[Records about charts and figures]
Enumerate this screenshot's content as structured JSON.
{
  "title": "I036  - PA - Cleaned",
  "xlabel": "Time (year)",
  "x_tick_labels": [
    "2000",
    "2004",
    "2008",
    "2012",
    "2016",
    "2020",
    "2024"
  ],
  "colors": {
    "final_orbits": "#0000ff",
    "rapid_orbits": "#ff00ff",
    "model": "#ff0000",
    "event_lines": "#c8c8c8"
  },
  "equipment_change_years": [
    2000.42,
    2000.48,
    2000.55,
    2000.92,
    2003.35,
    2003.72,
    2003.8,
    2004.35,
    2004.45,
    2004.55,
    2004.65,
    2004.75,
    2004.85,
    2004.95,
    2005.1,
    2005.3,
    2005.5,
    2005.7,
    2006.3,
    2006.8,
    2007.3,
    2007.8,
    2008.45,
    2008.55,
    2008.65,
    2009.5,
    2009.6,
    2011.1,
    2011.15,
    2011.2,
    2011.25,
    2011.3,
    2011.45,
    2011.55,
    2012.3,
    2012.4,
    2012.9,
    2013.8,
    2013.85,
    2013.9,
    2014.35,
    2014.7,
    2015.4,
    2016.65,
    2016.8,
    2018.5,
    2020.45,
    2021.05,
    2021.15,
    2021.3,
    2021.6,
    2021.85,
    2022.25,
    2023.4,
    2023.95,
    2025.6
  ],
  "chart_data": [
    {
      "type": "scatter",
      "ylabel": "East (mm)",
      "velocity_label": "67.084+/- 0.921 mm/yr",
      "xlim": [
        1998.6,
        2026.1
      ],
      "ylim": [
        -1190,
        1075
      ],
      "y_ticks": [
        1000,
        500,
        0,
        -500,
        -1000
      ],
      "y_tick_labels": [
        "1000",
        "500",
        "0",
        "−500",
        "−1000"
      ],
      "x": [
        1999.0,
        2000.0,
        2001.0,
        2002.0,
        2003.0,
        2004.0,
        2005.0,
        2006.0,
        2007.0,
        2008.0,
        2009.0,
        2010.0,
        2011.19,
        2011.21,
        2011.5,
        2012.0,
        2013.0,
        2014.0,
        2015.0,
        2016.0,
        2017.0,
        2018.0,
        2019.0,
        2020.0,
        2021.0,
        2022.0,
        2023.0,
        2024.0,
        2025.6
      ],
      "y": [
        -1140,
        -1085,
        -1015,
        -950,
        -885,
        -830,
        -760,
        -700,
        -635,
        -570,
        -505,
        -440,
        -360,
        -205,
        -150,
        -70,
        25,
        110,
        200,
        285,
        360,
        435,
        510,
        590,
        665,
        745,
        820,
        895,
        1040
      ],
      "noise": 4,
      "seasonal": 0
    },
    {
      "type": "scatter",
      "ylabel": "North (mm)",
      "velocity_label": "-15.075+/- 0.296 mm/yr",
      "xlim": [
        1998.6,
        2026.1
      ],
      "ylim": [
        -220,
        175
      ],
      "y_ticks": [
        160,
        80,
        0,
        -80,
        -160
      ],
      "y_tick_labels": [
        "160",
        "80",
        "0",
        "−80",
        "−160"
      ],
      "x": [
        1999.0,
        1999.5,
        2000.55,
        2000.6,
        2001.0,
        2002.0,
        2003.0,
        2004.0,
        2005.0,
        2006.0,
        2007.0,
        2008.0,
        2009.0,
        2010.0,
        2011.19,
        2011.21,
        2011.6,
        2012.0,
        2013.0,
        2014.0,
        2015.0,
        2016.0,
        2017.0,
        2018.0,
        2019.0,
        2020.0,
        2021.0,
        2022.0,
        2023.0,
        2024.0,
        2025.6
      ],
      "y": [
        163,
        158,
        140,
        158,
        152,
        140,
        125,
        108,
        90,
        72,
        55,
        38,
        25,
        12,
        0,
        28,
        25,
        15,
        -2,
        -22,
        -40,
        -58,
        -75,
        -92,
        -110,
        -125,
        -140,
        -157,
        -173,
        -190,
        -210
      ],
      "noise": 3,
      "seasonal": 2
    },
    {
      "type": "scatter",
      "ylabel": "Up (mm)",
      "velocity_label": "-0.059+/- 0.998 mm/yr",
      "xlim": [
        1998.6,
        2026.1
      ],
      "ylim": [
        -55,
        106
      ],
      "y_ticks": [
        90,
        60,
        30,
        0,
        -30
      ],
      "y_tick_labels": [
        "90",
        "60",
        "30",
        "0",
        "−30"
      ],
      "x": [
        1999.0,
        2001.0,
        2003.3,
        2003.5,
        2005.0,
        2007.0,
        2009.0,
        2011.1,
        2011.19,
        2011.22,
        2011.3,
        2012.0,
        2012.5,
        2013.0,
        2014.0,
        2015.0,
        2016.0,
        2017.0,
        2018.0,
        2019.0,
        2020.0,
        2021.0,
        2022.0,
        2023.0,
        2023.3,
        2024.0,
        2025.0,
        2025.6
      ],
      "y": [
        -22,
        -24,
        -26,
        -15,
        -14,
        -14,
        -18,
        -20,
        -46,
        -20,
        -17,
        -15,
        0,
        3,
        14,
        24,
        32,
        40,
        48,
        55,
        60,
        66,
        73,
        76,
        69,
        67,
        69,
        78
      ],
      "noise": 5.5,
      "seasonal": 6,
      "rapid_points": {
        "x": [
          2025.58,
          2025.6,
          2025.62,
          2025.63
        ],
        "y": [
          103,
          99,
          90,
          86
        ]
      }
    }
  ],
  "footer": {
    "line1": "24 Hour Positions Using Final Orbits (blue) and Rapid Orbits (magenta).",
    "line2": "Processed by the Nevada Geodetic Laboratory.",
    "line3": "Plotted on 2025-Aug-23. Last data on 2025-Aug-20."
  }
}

* _TASK DIRECTIONS_:
Repeat each record exactly, leaving nothing out.

* _FINAL ANSWER_:
Enumerate this screenshot's content as structured JSON.
{
  "title": "I036  - PA - Cleaned",
  "xlabel": "Time (year)",
  "x_tick_labels": [
    "2000",
    "2004",
    "2008",
    "2012",
    "2016",
    "2020",
    "2024"
  ],
  "colors": {
    "final_orbits": "#0000ff",
    "rapid_orbits": "#ff00ff",
    "model": "#ff0000",
    "event_lines": "#c8c8c8"
  },
  "equipment_change_years": [
    2000.42,
    2000.48,
    2000.55,
    2000.92,
    2003.35,
    2003.72,
    2003.8,
    2004.35,
    2004.45,
    2004.55,
    2004.65,
    2004.75,
    2004.85,
    2004.95,
    2005.1,
    2005.3,
    2005.5,
    2005.7,
    2006.3,
    2006.8,
    2007.3,
    2007.8,
    2008.45,
    2008.55,
    2008.65,
    2009.5,
    2009.6,
    2011.1,
    2011.15,
    2011.2,
    2011.25,
    2011.3,
    2011.45,
    2011.55,
    2012.3,
    2012.4,
    2012.9,
    2013.8,
    2013.85,
    2013.9,
    2014.35,
    2014.7,
    2015.4,
    2016.65,
    2016.8,
    2018.5,
    2020.45,
    2021.05,
    2021.15,
    2021.3,
    2021.6,
    2021.85,
    2022.25,
    2023.4,
    2023.95,
    2025.6
  ],
  "chart_data": [
    {
      "type": "scatter",
      "ylabel": "East (mm)",
      "velocity_label": "67.084+/- 0.921 mm/yr",
      "xlim": [
        1998.6,
        2026.1
      ],
      "ylim": [
        -1190,
        1075
      ],
      "y_ticks": [
        1000,
        500,
        0,
        -500,
        -1000
      ],
      "y_tick_labels": [
        "1000",
        "500",
        "0",
        "−500",
        "−1000"
      ],
      "x": [
        1999.0,
        2000.0,
        2001.0,
        2002.0,
        2003.0,
        2004.0,
        2005.0,
        2006.0,
        2007.0,
        2008.0,
        2009.0,
        2010.0,
        2011.19,
        2011.21,
        2011.5,
        2012.0,
        2013.0,
        2014.0,
        2015.0,
        2016.0,
        2017.0,
        2018.0,
        2019.0,
        2020.0,
        2021.0,
        2022.0,
        2023.0,
        2024.0,
        2025.6
      ],
      "y": [
        -1140,
        -1085,
        -1015,
        -950,
        -885,
        -830,
        -760,
        -700,
        -635,
        -570,
        -505,
        -440,
        -360,
        -205,
        -150,
        -70,
        25,
        110,
        200,
        285,
        360,
        435,
        510,
        590,
        665,
        745,
        820,
        895,
        1040
      ],
      "noise": 4,
      "seasonal": 0
    },
    {
      "type": "scatter",
      "ylabel": "North (mm)",
      "velocity_label": "-15.075+/- 0.296 mm/yr",
      "xlim": [
        1998.6,
        2026.1
      ],
      "ylim": [
        -220,
        175
      ],
      "y_ticks": [
        160,
        80,
        0,
        -80,
        -160
      ],
      "y_tick_labels": [
        "160",
        "80",
        "0",
        "−80",
        "−160"
      ],
      "x": [
        1999.0,
        1999.5,
        2000.55,
        2000.6,
        2001.0,
        2002.0,
        2003.0,
        2004.0,
        2005.0,
        2006.0,
        2007.0,
        2008.0,
        2009.0,
        2010.0,
        2011.19,
        2011.21,
        2011.6,
        2012.0,
        2013.0,
        2014.0,
        2015.0,
        2016.0,
        2017.0,
        2018.0,
        2019.0,
        2020.0,
        2021.0,
        2022.0,
        2023.0,
        2024.0,
        2025.6
      ],
      "y": [
        163,
        158,
        140,
        158,
        152,
        140,
        125,
        108,
        90,
        72,
        55,
        38,
        25,
        12,
        0,
        28,
        25,
        15,
        -2,
        -22,
        -40,
        -58,
        -75,
        -92,
        -110,
        -125,
        -140,
        -157,
        -173,
        -190,
        -210
      ],
      "noise": 3,
      "seasonal": 2
    },
    {
      "type": "scatter",
      "ylabel": "Up (mm)",
      "velocity_label": "-0.059+/- 0.998 mm/yr",
      "xlim": [
        1998.6,
        2026.1
      ],
      "ylim": [
        -55,
        106
      ],
      "y_ticks": [
        90,
        60,
        30,
        0,
        -30
      ],
      "y_tick_labels": [
        "90",
        "60",
        "30",
        "0",
        "−30"
      ],
      "x": [
        1999.0,
        2001.0,
        2003.3,
        2003.5,
        2005.0,
        2007.0,
        2009.0,
        2011.1,
        2011.19,
        2011.22,
        2011.3,
        2012.0,
        2012.5,
        2013.0,
        2014.0,
        2015.0,
        2016.0,
        2017.0,
        2018.0,
        2019.0,
        2020.0,
        2021.0,
        2022.0,
        2023.0,
        2023.3,
        2024.0,
        2025.0,
        2025.6
      ],
      "y": [
        -22,
        -24,
        -26,
        -15,
        -14,
        -14,
        -18,
        -20,
        -46,
        -20,
        -17,
        -15,
        0,
        3,
        14,
        24,
        32,
        40,
        48,
        55,
        60,
        66,
        73,
        76,
        69,
        67,
        69,
        78
      ],
      "noise": 5.5,
      "seasonal": 6,
      "rapid_points": {
        "x": [
          2025.58,
          2025.6,
          2025.62,
          2025.63
        ],
        "y": [
          103,
          99,
          90,
          86
        ]
      }
    }
  ],
  "footer": {
    "line1": "24 Hour Positions Using Final Orbits (blue) and Rapid Orbits (magenta).",
    "line2": "Processed by the Nevada Geodetic Laboratory.",
    "line3": "Plotted on 2025-Aug-23. Last data on 2025-Aug-20."
  }
}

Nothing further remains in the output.